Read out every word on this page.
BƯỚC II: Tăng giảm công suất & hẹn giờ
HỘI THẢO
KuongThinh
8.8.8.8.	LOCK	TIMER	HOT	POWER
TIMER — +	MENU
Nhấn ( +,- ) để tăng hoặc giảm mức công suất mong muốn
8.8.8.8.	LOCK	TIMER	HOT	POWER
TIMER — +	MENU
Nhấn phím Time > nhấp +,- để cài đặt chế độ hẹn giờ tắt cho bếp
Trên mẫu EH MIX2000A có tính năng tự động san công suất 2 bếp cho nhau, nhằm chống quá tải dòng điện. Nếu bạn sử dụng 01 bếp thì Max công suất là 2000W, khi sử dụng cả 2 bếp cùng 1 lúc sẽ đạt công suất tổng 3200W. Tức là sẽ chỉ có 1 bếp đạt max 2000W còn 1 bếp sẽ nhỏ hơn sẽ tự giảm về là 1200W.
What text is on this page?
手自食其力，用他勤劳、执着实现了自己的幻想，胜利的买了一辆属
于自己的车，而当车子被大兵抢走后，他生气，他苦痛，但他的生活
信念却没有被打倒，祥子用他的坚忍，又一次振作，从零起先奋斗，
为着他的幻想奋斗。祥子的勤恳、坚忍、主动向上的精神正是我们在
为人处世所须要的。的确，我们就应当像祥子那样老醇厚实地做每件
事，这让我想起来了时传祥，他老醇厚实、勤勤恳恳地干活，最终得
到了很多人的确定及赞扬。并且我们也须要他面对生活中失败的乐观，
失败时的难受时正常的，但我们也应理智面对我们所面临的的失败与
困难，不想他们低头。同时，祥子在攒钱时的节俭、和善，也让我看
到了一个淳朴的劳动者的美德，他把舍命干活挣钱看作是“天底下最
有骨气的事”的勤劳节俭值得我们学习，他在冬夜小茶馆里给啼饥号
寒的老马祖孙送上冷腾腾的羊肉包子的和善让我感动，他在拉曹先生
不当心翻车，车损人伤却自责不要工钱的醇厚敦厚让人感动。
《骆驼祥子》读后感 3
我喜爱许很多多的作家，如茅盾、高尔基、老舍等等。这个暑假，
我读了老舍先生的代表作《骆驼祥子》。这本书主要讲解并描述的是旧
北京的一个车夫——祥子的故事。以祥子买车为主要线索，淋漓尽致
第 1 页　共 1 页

## WHAT TO PRODUCE
Check each line of the records for "page" and copy the ones that contain it.

## EXERCISE OUTPUT
Read out every word on this page.
What text is on this page?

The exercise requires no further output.